What to do: Exclude the pictures and return every line exactly as written.

Data to use:
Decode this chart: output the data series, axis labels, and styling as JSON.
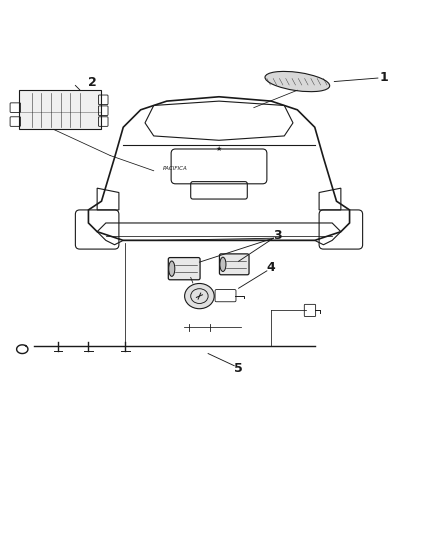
{
  "background_color": "#ffffff",
  "line_color": "#1a1a1a",
  "fig_width": 4.38,
  "fig_height": 5.33,
  "dpi": 100
}
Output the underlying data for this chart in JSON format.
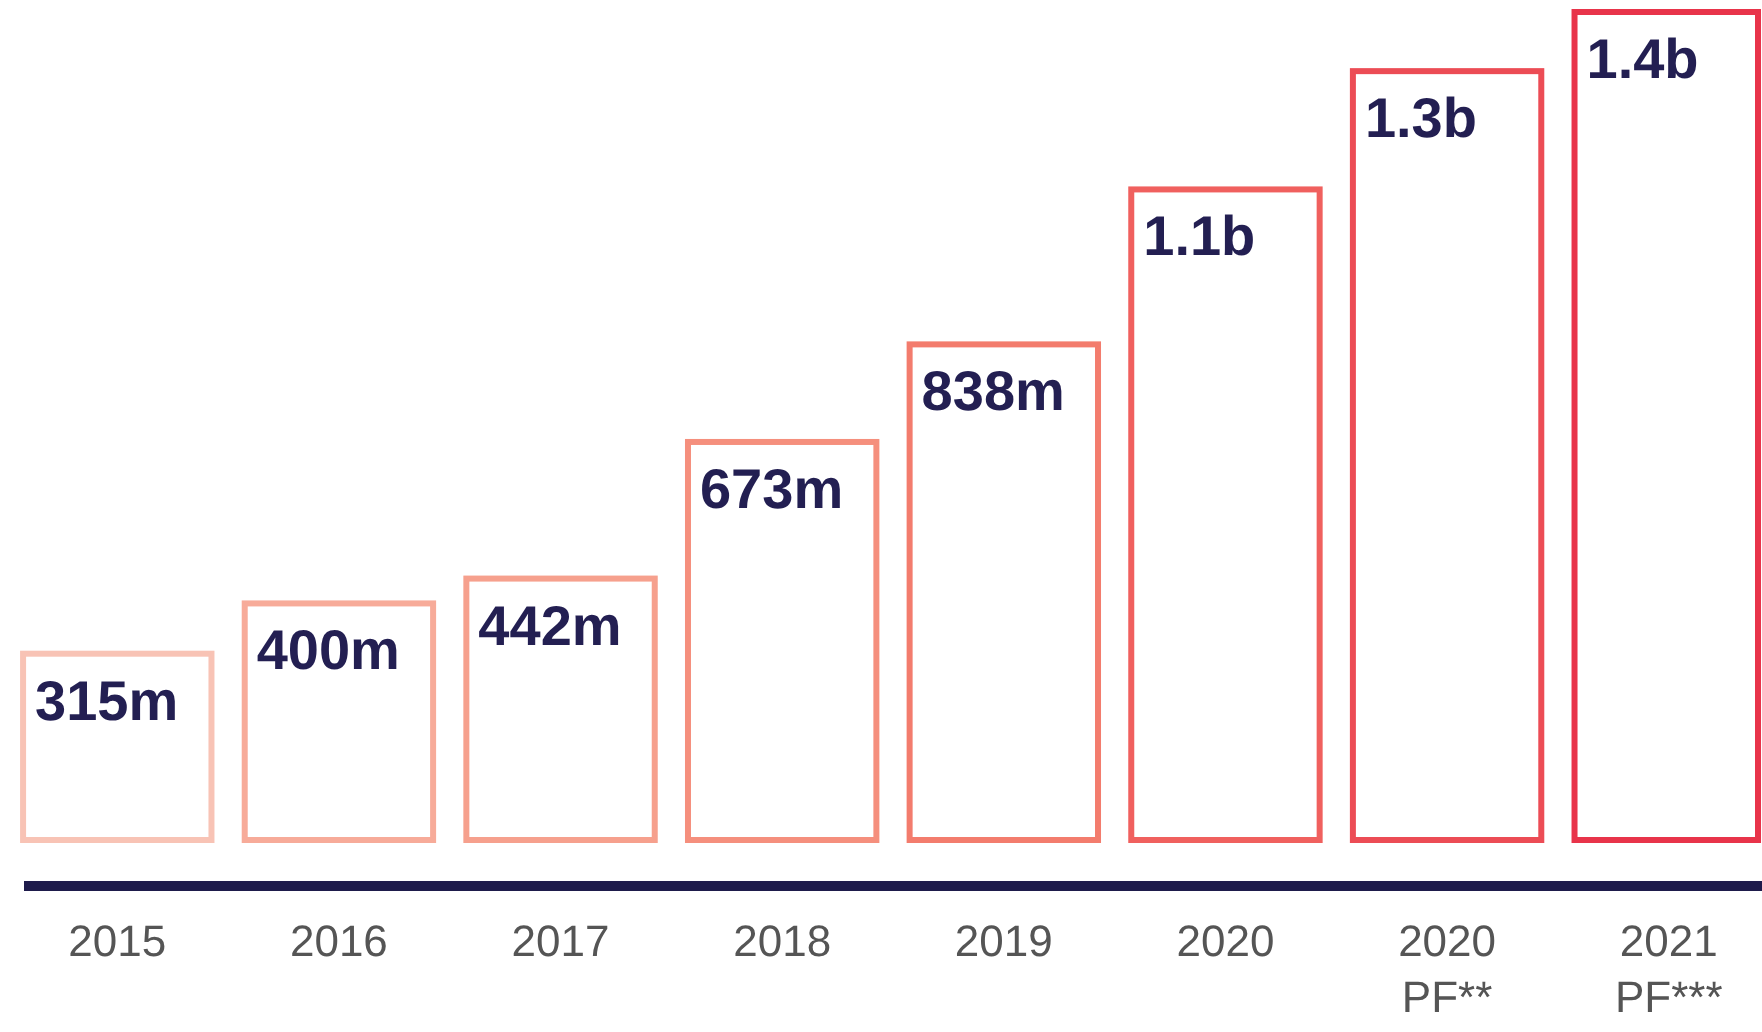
{
  "chart_data": {
    "type": "bar",
    "categories": [
      "2015",
      "2016",
      "2017",
      "2018",
      "2019",
      "2020",
      "2020 PF**",
      "2021 PF***"
    ],
    "values": [
      315000000,
      400000000,
      442000000,
      673000000,
      838000000,
      1100000000,
      1300000000,
      1400000000
    ],
    "value_labels": [
      "315m",
      "400m",
      "442m",
      "673m",
      "838m",
      "1.1b",
      "1.3b",
      "1.4b"
    ],
    "colors": [
      "#f8c3b5",
      "#f7ab99",
      "#f6a08d",
      "#f58f7d",
      "#f37c6d",
      "#f0605e",
      "#ec4c55",
      "#e8344a"
    ]
  }
}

Correct answer:
Decode this chart: output the data series, axis labels, and styling as JSON.
{
  "background_color": "#ffffff",
  "line_color": "#1a1a1a",
  "fig_width": 4.38,
  "fig_height": 5.33,
  "dpi": 100
}
Output the underlying data for this chart in JSON format.
{
  "chart_data": {
    "type": "bar",
    "categories": [
      "2015",
      "2016",
      "2017",
      "2018",
      "2019",
      "2020",
      "2020 PF**",
      "2021 PF***"
    ],
    "values": [
      315000000,
      400000000,
      442000000,
      673000000,
      838000000,
      1100000000,
      1300000000,
      1400000000
    ],
    "value_labels": [
      "315m",
      "400m",
      "442m",
      "673m",
      "838m",
      "1.1b",
      "1.3b",
      "1.4b"
    ],
    "colors": [
      "#f8c3b5",
      "#f7ab99",
      "#f6a08d",
      "#f58f7d",
      "#f37c6d",
      "#f0605e",
      "#ec4c55",
      "#e8344a"
    ]
  }
}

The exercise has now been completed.